What is being asked - Using the listing below, show all lines that hold the word "Macronutrients".

Dataset content -
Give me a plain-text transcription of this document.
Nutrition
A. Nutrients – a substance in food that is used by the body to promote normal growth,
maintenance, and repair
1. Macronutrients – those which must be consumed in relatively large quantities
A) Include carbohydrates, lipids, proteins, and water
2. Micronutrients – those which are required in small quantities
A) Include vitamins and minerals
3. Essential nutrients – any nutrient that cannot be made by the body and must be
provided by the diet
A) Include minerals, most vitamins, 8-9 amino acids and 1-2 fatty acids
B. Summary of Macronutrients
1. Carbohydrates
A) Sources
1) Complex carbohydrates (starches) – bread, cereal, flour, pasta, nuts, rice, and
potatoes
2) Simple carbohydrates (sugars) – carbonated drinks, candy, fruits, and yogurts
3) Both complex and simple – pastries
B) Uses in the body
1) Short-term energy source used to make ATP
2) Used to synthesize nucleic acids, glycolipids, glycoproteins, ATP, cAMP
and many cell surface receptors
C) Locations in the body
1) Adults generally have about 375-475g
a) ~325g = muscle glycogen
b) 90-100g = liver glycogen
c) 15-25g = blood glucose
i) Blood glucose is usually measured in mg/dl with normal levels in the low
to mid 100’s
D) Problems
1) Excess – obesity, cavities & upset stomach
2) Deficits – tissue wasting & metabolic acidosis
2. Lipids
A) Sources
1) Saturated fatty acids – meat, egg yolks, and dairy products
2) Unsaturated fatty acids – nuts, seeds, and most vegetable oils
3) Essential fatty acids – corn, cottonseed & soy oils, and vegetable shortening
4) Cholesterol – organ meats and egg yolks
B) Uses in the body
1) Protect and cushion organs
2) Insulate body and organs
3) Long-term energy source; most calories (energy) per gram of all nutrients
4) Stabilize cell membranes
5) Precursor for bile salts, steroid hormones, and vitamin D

Reply to the exercise -
1. Macronutrients – those which must be consumed in relatively large quantities
B. Summary of Macronutrients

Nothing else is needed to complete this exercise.